__WHAT YOU ARE ASKED TO DO__: Print the data that follows exactly.

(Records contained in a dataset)
==================================================
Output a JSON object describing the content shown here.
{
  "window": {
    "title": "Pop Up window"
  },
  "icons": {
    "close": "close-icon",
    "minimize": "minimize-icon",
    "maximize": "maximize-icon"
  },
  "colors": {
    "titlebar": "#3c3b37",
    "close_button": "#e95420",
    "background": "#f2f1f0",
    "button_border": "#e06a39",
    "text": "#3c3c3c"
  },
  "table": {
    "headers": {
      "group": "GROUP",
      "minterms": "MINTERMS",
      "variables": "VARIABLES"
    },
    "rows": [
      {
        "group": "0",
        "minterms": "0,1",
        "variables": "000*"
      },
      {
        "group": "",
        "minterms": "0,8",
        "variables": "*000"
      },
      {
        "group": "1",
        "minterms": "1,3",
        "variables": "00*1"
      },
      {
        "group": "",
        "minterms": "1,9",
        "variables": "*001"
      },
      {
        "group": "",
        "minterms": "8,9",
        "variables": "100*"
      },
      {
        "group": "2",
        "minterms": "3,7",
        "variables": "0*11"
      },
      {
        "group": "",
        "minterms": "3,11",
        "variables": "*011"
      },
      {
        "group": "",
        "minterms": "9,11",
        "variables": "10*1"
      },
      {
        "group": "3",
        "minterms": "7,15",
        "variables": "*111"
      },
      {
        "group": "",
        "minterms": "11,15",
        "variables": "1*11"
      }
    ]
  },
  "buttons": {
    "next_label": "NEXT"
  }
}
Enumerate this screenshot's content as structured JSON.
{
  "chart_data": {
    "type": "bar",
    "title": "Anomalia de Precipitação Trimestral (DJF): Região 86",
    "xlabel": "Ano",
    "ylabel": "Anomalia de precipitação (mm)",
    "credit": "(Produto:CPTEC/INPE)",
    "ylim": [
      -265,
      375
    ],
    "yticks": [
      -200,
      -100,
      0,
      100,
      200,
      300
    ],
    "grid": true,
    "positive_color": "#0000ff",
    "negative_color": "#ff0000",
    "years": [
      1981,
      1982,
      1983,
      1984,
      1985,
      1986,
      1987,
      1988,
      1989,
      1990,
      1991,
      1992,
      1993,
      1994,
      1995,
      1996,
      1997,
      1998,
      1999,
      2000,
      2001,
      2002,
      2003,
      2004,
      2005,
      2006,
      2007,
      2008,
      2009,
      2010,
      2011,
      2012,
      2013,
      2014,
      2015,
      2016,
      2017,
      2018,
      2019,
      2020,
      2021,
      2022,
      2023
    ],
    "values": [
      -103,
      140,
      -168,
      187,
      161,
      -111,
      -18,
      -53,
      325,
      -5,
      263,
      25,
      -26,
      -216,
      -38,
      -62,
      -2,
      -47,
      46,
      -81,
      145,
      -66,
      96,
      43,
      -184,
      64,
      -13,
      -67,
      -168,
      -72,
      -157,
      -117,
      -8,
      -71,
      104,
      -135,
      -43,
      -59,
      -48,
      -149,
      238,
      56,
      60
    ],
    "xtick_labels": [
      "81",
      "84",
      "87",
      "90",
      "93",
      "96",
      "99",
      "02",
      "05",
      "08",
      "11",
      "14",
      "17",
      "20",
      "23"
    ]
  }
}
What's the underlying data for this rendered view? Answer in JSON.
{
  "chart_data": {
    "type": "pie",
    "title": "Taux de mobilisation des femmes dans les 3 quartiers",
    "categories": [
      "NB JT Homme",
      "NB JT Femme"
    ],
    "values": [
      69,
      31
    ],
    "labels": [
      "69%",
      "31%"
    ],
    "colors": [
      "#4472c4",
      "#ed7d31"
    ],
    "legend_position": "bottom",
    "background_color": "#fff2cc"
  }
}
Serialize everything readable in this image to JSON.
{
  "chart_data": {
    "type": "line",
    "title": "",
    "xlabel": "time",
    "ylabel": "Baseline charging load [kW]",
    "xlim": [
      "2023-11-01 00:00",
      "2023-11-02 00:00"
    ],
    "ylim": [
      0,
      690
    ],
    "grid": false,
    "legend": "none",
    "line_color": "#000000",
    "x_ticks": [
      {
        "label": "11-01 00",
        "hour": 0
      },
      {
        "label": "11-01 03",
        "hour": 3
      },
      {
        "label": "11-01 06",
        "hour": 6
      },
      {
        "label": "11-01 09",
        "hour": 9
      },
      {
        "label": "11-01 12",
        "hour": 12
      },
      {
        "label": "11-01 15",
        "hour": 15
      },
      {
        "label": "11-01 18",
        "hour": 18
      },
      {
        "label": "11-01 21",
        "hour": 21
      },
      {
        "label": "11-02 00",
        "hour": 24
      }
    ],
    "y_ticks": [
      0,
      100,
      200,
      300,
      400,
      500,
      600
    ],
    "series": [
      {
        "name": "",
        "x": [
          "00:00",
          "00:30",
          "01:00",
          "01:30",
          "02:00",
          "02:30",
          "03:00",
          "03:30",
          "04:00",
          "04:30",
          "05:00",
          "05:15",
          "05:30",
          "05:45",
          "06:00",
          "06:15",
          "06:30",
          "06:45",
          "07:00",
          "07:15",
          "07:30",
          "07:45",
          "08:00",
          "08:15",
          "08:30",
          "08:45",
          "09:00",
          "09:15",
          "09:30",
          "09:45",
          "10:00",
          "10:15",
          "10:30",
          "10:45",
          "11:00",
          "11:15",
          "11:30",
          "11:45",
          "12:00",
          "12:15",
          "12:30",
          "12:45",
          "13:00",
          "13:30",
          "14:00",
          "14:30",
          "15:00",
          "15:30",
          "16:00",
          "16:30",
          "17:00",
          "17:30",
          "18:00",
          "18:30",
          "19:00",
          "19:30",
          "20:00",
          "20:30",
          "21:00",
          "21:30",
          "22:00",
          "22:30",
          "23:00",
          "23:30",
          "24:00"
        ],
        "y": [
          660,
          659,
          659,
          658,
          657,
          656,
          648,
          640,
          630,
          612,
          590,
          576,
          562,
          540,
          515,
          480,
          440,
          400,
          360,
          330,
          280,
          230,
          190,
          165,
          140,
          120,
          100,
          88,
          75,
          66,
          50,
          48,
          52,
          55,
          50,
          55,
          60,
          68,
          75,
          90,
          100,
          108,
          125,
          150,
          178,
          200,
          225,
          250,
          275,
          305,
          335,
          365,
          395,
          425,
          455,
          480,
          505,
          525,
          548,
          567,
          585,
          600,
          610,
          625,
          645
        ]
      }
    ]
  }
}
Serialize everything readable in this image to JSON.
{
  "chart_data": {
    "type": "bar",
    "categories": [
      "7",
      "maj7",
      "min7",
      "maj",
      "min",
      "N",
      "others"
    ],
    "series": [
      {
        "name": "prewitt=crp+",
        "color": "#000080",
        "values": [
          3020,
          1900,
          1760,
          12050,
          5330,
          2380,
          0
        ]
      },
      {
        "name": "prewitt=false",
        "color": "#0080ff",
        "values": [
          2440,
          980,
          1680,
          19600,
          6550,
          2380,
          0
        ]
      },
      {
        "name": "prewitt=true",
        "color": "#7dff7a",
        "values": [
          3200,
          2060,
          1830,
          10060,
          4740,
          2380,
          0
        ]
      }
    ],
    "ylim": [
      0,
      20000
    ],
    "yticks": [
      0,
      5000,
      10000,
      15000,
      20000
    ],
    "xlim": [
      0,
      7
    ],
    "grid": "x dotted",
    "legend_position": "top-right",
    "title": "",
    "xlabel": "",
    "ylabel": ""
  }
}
==================================================
__ANSWER TO THIS PROBLEM__:
Output a JSON object describing the content shown here.
{
  "window": {
    "title": "Pop Up window"
  },
  "icons": {
    "close": "close-icon",
    "minimize": "minimize-icon",
    "maximize": "maximize-icon"
  },
  "colors": {
    "titlebar": "#3c3b37",
    "close_button": "#e95420",
    "background": "#f2f1f0",
    "button_border": "#e06a39",
    "text": "#3c3c3c"
  },
  "table": {
    "headers": {
      "group": "GROUP",
      "minterms": "MINTERMS",
      "variables": "VARIABLES"
    },
    "rows": [
      {
        "group": "0",
        "minterms": "0,1",
        "variables": "000*"
      },
      {
        "group": "",
        "minterms": "0,8",
        "variables": "*000"
      },
      {
        "group": "1",
        "minterms": "1,3",
        "variables": "00*1"
      },
      {
        "group": "",
        "minterms": "1,9",
        "variables": "*001"
      },
      {
        "group": "",
        "minterms": "8,9",
        "variables": "100*"
      },
      {
        "group": "2",
        "minterms": "3,7",
        "variables": "0*11"
      },
      {
        "group": "",
        "minterms": "3,11",
        "variables": "*011"
      },
      {
        "group": "",
        "minterms": "9,11",
        "variables": "10*1"
      },
      {
        "group": "3",
        "minterms": "7,15",
        "variables": "*111"
      },
      {
        "group": "",
        "minterms": "11,15",
        "variables": "1*11"
      }
    ]
  },
  "buttons": {
    "next_label": "NEXT"
  }
}
Enumerate this screenshot's content as structured JSON.
{
  "chart_data": {
    "type": "bar",
    "title": "Anomalia de Precipitação Trimestral (DJF): Região 86",
    "xlabel": "Ano",
    "ylabel": "Anomalia de precipitação (mm)",
    "credit": "(Produto:CPTEC/INPE)",
    "ylim": [
      -265,
      375
    ],
    "yticks": [
      -200,
      -100,
      0,
      100,
      200,
      300
    ],
    "grid": true,
    "positive_color": "#0000ff",
    "negative_color": "#ff0000",
    "years": [
      1981,
      1982,
      1983,
      1984,
      1985,
      1986,
      1987,
      1988,
      1989,
      1990,
      1991,
      1992,
      1993,
      1994,
      1995,
      1996,
      1997,
      1998,
      1999,
      2000,
      2001,
      2002,
      2003,
      2004,
      2005,
      2006,
      2007,
      2008,
      2009,
      2010,
      2011,
      2012,
      2013,
      2014,
      2015,
      2016,
      2017,
      2018,
      2019,
      2020,
      2021,
      2022,
      2023
    ],
    "values": [
      -103,
      140,
      -168,
      187,
      161,
      -111,
      -18,
      -53,
      325,
      -5,
      263,
      25,
      -26,
      -216,
      -38,
      -62,
      -2,
      -47,
      46,
      -81,
      145,
      -66,
      96,
      43,
      -184,
      64,
      -13,
      -67,
      -168,
      -72,
      -157,
      -117,
      -8,
      -71,
      104,
      -135,
      -43,
      -59,
      -48,
      -149,
      238,
      56,
      60
    ],
    "xtick_labels": [
      "81",
      "84",
      "87",
      "90",
      "93",
      "96",
      "99",
      "02",
      "05",
      "08",
      "11",
      "14",
      "17",
      "20",
      "23"
    ]
  }
}
What's the underlying data for this rendered view? Answer in JSON.
{
  "chart_data": {
    "type": "pie",
    "title": "Taux de mobilisation des femmes dans les 3 quartiers",
    "categories": [
      "NB JT Homme",
      "NB JT Femme"
    ],
    "values": [
      69,
      31
    ],
    "labels": [
      "69%",
      "31%"
    ],
    "colors": [
      "#4472c4",
      "#ed7d31"
    ],
    "legend_position": "bottom",
    "background_color": "#fff2cc"
  }
}
Serialize everything readable in this image to JSON.
{
  "chart_data": {
    "type": "line",
    "title": "",
    "xlabel": "time",
    "ylabel": "Baseline charging load [kW]",
    "xlim": [
      "2023-11-01 00:00",
      "2023-11-02 00:00"
    ],
    "ylim": [
      0,
      690
    ],
    "grid": false,
    "legend": "none",
    "line_color": "#000000",
    "x_ticks": [
      {
        "label": "11-01 00",
        "hour": 0
      },
      {
        "label": "11-01 03",
        "hour": 3
      },
      {
        "label": "11-01 06",
        "hour": 6
      },
      {
        "label": "11-01 09",
        "hour": 9
      },
      {
        "label": "11-01 12",
        "hour": 12
      },
      {
        "label": "11-01 15",
        "hour": 15
      },
      {
        "label": "11-01 18",
        "hour": 18
      },
      {
        "label": "11-01 21",
        "hour": 21
      },
      {
        "label": "11-02 00",
        "hour": 24
      }
    ],
    "y_ticks": [
      0,
      100,
      200,
      300,
      400,
      500,
      600
    ],
    "series": [
      {
        "name": "",
        "x": [
          "00:00",
          "00:30",
          "01:00",
          "01:30",
          "02:00",
          "02:30",
          "03:00",
          "03:30",
          "04:00",
          "04:30",
          "05:00",
          "05:15",
          "05:30",
          "05:45",
          "06:00",
          "06:15",
          "06:30",
          "06:45",
          "07:00",
          "07:15",
          "07:30",
          "07:45",
          "08:00",
          "08:15",
          "08:30",
          "08:45",
          "09:00",
          "09:15",
          "09:30",
          "09:45",
          "10:00",
          "10:15",
          "10:30",
          "10:45",
          "11:00",
          "11:15",
          "11:30",
          "11:45",
          "12:00",
          "12:15",
          "12:30",
          "12:45",
          "13:00",
          "13:30",
          "14:00",
          "14:30",
          "15:00",
          "15:30",
          "16:00",
          "16:30",
          "17:00",
          "17:30",
          "18:00",
          "18:30",
          "19:00",
          "19:30",
          "20:00",
          "20:30",
          "21:00",
          "21:30",
          "22:00",
          "22:30",
          "23:00",
          "23:30",
          "24:00"
        ],
        "y": [
          660,
          659,
          659,
          658,
          657,
          656,
          648,
          640,
          630,
          612,
          590,
          576,
          562,
          540,
          515,
          480,
          440,
          400,
          360,
          330,
          280,
          230,
          190,
          165,
          140,
          120,
          100,
          88,
          75,
          66,
          50,
          48,
          52,
          55,
          50,
          55,
          60,
          68,
          75,
          90,
          100,
          108,
          125,
          150,
          178,
          200,
          225,
          250,
          275,
          305,
          335,
          365,
          395,
          425,
          455,
          480,
          505,
          525,
          548,
          567,
          585,
          600,
          610,
          625,
          645
        ]
      }
    ]
  }
}
Serialize everything readable in this image to JSON.
{
  "chart_data": {
    "type": "bar",
    "categories": [
      "7",
      "maj7",
      "min7",
      "maj",
      "min",
      "N",
      "others"
    ],
    "series": [
      {
        "name": "prewitt=crp+",
        "color": "#000080",
        "values": [
          3020,
          1900,
          1760,
          12050,
          5330,
          2380,
          0
        ]
      },
      {
        "name": "prewitt=false",
        "color": "#0080ff",
        "values": [
          2440,
          980,
          1680,
          19600,
          6550,
          2380,
          0
        ]
      },
      {
        "name": "prewitt=true",
        "color": "#7dff7a",
        "values": [
          3200,
          2060,
          1830,
          10060,
          4740,
          2380,
          0
        ]
      }
    ],
    "ylim": [
      0,
      20000
    ],
    "yticks": [
      0,
      5000,
      10000,
      15000,
      20000
    ],
    "xlim": [
      0,
      7
    ],
    "grid": "x dotted",
    "legend_position": "top-right",
    "title": "",
    "xlabel": "",
    "ylabel": ""
  }
}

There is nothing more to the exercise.